Dataset excerpt:
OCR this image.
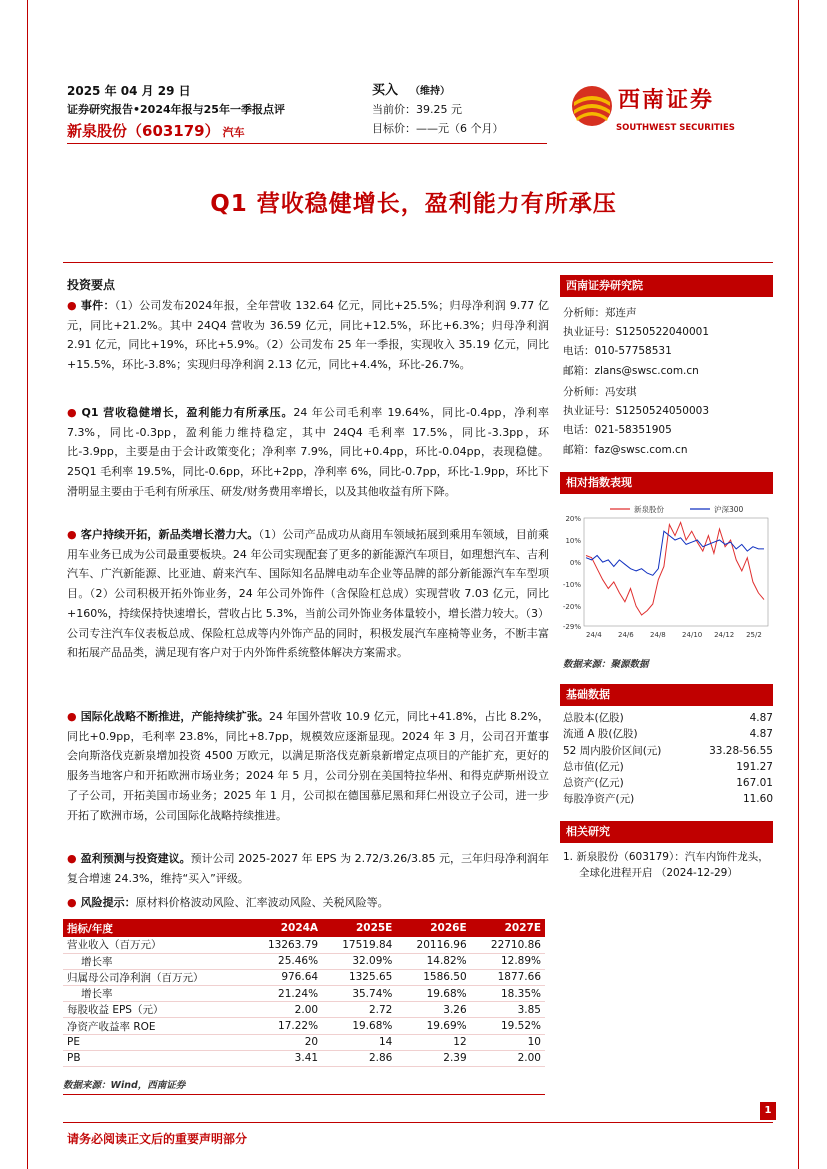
2025 年 04 月 29 日
证券研究报告•2024年报与25年一季报点评
新泉股份（603179） 汽车
买入 （维持）
当前价：39.25 元
目标价：——元（6 个月）
西南证券
SOUTHWEST SECURITIES
Q1 营收稳健增长，盈利能力有所承压
投资要点
● 事件：（1）公司发布2024年报，全年营收 132.64 亿元，同比+25.5%；归母净利润 9.77 亿元，同比+21.2%。其中 24Q4 营收为 36.59 亿元，同比+12.5%，环比+6.3%；归母净利润 2.91 亿元，同比+19%，环比+5.9%。（2）公司发布 25 年一季报，实现收入 35.19 亿元，同比+15.5%，环比-3.8%；实现归母净利润 2.13 亿元，同比+4.4%，环比-26.7%。
● Q1 营收稳健增长，盈利能力有所承压。24 年公司毛利率 19.64%，同比-0.4pp，净利率 7.3%，同比-0.3pp，盈利能力维持稳定，其中 24Q4 毛利率 17.5%，同比-3.3pp，环比-3.9pp，主要是由于会计政策变化；净利率 7.9%，同比+0.4pp，环比-0.04pp，表现稳健。25Q1 毛利率 19.5%，同比-0.6pp，环比+2pp，净利率 6%，同比-0.7pp，环比-1.9pp，环比下滑明显主要由于毛利有所承压、研发/财务费用率增长，以及其他收益有所下降。
● 客户持续开拓，新品类增长潜力大。（1）公司产品成功从商用车领域拓展到乘用车领域，目前乘用车业务已成为公司最重要板块。24 年公司实现配套了更多的新能源汽车项目，如理想汽车、吉利汽车、广汽新能源、比亚迪、蔚来汽车、国际知名品牌电动车企业等品牌的部分新能源汽车车型项目。（2）公司积极开拓外饰业务，24 年公司外饰件（含保险杠总成）实现营收 7.03 亿元，同比+160%，持续保持快速增长，营收占比 5.3%，当前公司外饰业务体量较小，增长潜力较大。（3）公司专注汽车仪表板总成、保险杠总成等内外饰产品的同时，积极发展汽车座椅等业务，不断丰富和拓展产品品类，满足现有客户对于内外饰件系统整体解决方案需求。
● 国际化战略不断推进，产能持续扩张。24 年国外营收 10.9 亿元，同比+41.8%，占比 8.2%，同比+0.9pp，毛利率 23.8%，同比+8.7pp，规模效应逐渐显现。2024 年 3 月，公司召开董事会向斯洛伐克新泉增加投资 4500 万欧元，以满足斯洛伐克新泉新增定点项目的产能扩充，更好的服务当地客户和开拓欧洲市场业务；2024 年 5 月，公司分别在美国特拉华州、和得克萨斯州设立了子公司，开拓美国市场业务；2025 年 1 月，公司拟在德国慕尼黑和拜仁州设立子公司，进一步开拓了欧洲市场，公司国际化战略持续推进。
● 盈利预测与投资建议。预计公司 2025-2027 年 EPS 为 2.72/3.26/3.85 元，三年归母净利润年复合增速 24.3%，维持“买入”评级。
● 风险提示：原材料价格波动风险、汇率波动风险、关税风险等。
西南证券研究院
分析师：郑连声
执业证号：S1250522040001
电话：010-57758531
邮箱：zlans@swsc.com.cn
分析师：冯安琪
执业证号：S1250524050003
电话：021-58351905
邮箱：faz@swsc.com.cn
相对指数表现
20%
10%
0%
-10%
-20%
-29%
24/4 24/6 24/8 24/10 24/12 25/2
新泉股份	沪深300
数据来源：聚源数据
基础数据
总股本(亿股)	4.87
流通 A 股(亿股)	4.87
52 周内股价区间(元)	33.28-56.55
总市值(亿元)	191.27
总资产(亿元)	167.01
每股净资产(元)	11.60
相关研究
1. 新泉股份（603179）：汽车内饰件龙头，
全球化进程开启 （2024-12-29）
指标/年度	2024A	2025E	2026E	2027E
营业收入（百万元）	13263.79	17519.84	20116.96	22710.86
增长率	25.46%	32.09%	14.82%	12.89%
归属母公司净利润（百万元）	976.64	1325.65	1586.50	1877.66
增长率	21.24%	35.74%	19.68%	18.35%
每股收益 EPS（元）	2.00	2.72	3.26	3.85
净资产收益率 ROE	17.22%	19.68%	19.69%	19.52%
PE	20	14	12	10
PB	3.41	2.86	2.39	2.00
数据来源：Wind，西南证券
请务必阅读正文后的重要声明部分
1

YOUR GOAL: Every line above that contains the word "盈利能力有所承压" should be reported.

THE RESULT:
Q1 营收稳健增长，盈利能力有所承压
● Q1 营收稳健增长，盈利能力有所承压。24 年公司毛利率 19.64%，同比-0.4pp，净利率 7.3%，同比-0.3pp，盈利能力维持稳定，其中 24Q4 毛利率 17.5%，同比-3.3pp，环比-3.9pp，主要是由于会计政策变化；净利率 7.9%，同比+0.4pp，环比-0.04pp，表现稳健。25Q1 毛利率 19.5%，同比-0.6pp，环比+2pp，净利率 6%，同比-0.7pp，环比-1.9pp，环比下滑明显主要由于毛利有所承压、研发/财务费用率增长，以及其他收益有所下降。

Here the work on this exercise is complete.